What you need to do: Reproduce the entries verbatim, beginning at the line that contains "for every button, label, input, icon, or" and stopping after the line that contains "lavoisier-line-4: created nor", with both of those lines included. Leave out the pictures.

Data to use:
--------------------

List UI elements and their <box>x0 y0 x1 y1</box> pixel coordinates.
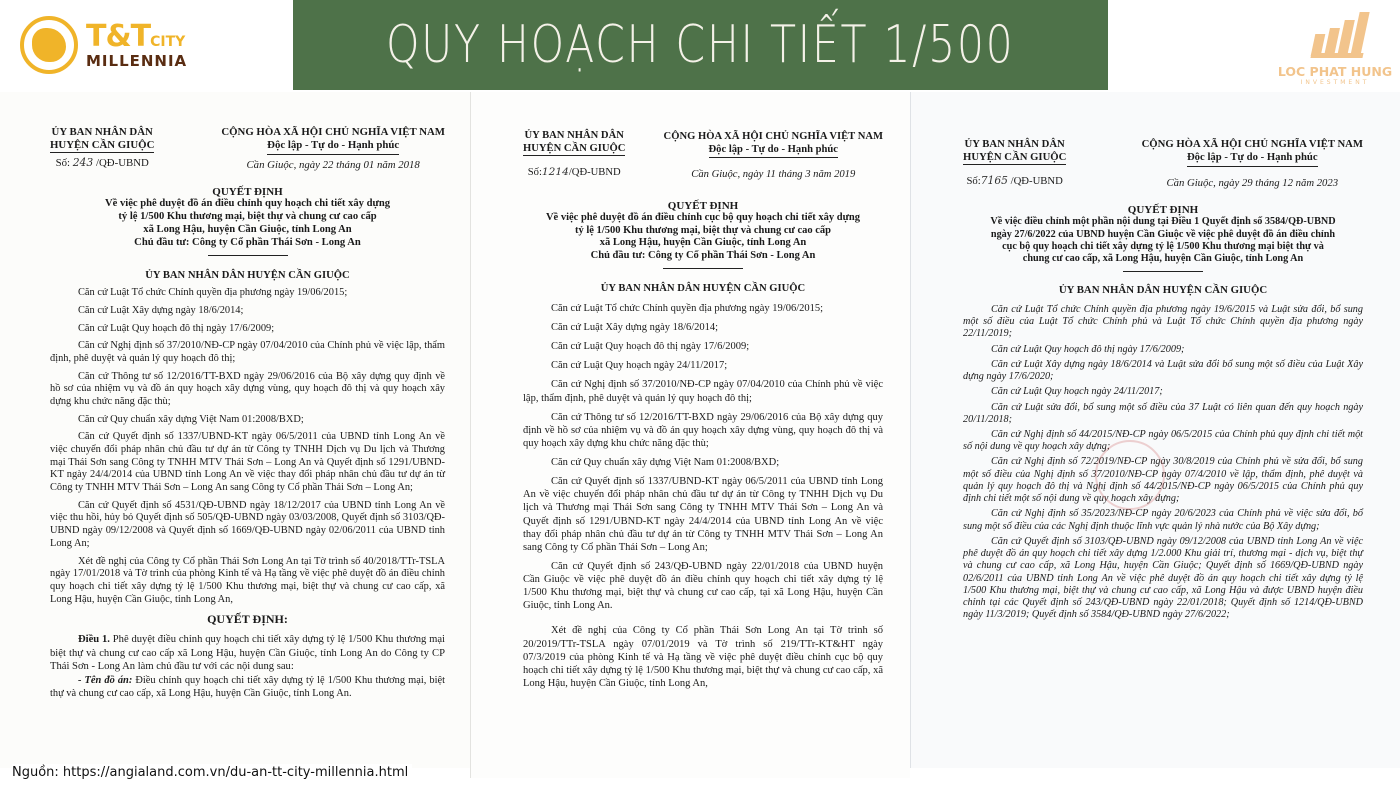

--------------------

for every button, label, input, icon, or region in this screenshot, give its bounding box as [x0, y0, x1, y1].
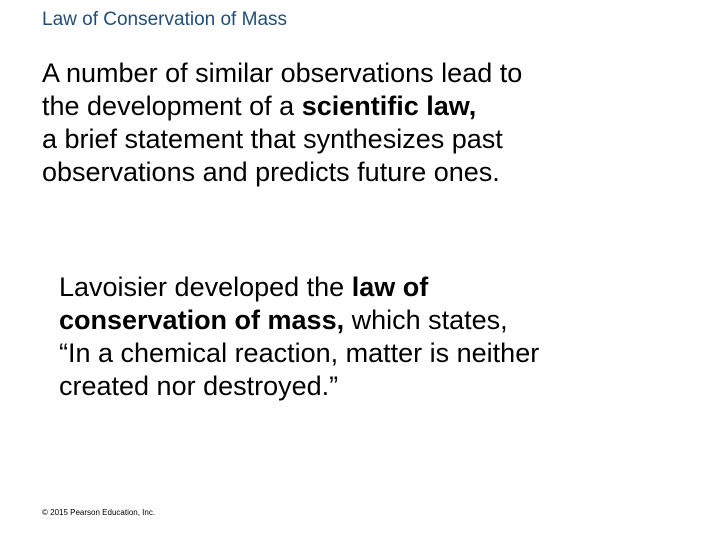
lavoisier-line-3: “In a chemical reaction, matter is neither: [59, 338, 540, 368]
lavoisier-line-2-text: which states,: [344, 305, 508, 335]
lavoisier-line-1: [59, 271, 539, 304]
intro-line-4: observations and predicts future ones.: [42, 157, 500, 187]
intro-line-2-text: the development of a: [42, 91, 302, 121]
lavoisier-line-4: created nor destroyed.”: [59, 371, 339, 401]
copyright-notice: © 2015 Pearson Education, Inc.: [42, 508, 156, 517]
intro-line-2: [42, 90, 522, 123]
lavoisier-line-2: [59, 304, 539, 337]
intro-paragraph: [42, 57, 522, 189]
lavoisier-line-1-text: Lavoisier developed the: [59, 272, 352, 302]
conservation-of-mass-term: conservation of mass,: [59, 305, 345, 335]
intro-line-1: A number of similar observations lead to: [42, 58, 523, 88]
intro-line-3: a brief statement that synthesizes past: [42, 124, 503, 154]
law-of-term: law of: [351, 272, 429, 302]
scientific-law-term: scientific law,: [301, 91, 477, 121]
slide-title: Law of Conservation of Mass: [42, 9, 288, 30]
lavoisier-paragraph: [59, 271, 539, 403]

--------------------

Final result:
for every button, label, input, icon, or region in this screenshot, give its bounding box as [x0, y0, x1, y1].
lavoisier-line-3: “In a chemical reaction, matter is neither: [59, 338, 540, 368]
lavoisier-line-2-text: which states,: [344, 305, 508, 335]
lavoisier-line-1: [59, 271, 539, 304]
intro-line-4: observations and predicts future ones.: [42, 157, 500, 187]
intro-line-2-text: the development of a: [42, 91, 302, 121]
lavoisier-line-4: created nor destroyed.”: [59, 371, 339, 401]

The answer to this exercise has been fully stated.